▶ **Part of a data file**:
☆ ☆ ☆ ☆ ☆

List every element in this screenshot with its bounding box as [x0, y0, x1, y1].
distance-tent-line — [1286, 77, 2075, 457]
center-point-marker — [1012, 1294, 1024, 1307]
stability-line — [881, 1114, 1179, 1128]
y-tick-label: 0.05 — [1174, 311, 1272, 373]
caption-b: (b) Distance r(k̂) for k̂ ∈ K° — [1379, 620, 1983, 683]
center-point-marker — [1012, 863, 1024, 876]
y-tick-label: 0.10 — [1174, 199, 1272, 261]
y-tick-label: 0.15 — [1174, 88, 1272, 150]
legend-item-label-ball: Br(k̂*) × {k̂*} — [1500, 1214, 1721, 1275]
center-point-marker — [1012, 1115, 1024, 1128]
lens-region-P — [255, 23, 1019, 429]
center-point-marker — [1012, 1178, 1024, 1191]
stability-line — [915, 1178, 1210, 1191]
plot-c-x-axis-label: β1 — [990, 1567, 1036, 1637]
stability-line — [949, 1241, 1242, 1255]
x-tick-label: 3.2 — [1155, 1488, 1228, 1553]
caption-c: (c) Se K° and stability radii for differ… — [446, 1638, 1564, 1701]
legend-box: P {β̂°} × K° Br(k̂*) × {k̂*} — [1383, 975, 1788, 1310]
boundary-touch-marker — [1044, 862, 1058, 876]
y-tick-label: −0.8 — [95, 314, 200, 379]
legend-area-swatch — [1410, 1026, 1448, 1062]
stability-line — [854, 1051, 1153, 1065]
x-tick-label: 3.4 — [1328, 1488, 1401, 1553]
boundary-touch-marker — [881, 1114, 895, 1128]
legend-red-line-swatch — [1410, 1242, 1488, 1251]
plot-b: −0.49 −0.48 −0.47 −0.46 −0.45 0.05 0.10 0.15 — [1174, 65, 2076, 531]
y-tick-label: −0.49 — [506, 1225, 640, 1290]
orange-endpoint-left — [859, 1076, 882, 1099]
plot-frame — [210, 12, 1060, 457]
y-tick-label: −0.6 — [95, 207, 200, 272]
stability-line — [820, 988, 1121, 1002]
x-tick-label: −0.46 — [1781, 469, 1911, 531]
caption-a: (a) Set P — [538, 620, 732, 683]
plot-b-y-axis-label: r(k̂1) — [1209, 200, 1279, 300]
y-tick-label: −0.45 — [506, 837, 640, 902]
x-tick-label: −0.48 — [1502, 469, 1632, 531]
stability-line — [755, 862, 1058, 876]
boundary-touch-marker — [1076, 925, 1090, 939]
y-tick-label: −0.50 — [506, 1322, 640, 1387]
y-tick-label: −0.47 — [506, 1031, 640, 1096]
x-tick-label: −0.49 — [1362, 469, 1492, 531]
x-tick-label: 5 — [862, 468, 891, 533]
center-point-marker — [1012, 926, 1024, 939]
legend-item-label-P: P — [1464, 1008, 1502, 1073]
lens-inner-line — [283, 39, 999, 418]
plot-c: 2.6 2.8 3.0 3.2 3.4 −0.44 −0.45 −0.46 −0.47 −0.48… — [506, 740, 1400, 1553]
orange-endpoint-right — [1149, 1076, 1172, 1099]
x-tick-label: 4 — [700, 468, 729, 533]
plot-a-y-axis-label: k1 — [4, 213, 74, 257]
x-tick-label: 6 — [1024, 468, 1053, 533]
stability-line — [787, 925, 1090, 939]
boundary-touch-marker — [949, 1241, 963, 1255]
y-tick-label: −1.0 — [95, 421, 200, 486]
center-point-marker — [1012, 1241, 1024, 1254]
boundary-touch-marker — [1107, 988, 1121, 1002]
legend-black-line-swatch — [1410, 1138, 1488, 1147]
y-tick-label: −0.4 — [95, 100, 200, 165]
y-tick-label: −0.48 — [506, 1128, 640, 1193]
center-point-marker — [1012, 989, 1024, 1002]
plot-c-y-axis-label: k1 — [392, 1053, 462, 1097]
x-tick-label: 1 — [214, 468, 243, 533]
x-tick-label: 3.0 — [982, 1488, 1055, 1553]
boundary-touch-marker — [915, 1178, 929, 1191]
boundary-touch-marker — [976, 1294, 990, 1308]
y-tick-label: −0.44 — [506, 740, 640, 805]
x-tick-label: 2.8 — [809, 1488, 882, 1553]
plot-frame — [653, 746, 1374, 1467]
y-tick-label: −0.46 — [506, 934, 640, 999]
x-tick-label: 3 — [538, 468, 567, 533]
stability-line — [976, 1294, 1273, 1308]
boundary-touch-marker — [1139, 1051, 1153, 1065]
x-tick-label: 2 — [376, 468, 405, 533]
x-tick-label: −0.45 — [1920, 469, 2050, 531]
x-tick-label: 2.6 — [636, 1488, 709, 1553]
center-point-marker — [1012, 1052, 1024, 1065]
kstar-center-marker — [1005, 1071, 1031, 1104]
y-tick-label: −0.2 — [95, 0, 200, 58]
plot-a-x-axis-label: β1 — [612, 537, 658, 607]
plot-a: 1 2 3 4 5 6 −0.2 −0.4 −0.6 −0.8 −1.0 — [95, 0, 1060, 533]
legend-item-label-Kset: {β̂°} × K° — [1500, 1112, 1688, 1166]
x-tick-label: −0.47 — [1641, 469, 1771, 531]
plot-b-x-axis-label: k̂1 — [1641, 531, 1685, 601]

☆ ☆ ☆ ☆ ☆

Please show every line of the data above that contains the string "axis".

▶ **EXERCISE RESULT**:
plot-c-x-axis-label: β1 — [990, 1567, 1036, 1637]
plot-b-y-axis-label: r(k̂1) — [1209, 200, 1279, 300]
plot-a-y-axis-label: k1 — [4, 213, 74, 257]
plot-c-y-axis-label: k1 — [392, 1053, 462, 1097]
plot-a-x-axis-label: β1 — [612, 537, 658, 607]
plot-b-x-axis-label: k̂1 — [1641, 531, 1685, 601]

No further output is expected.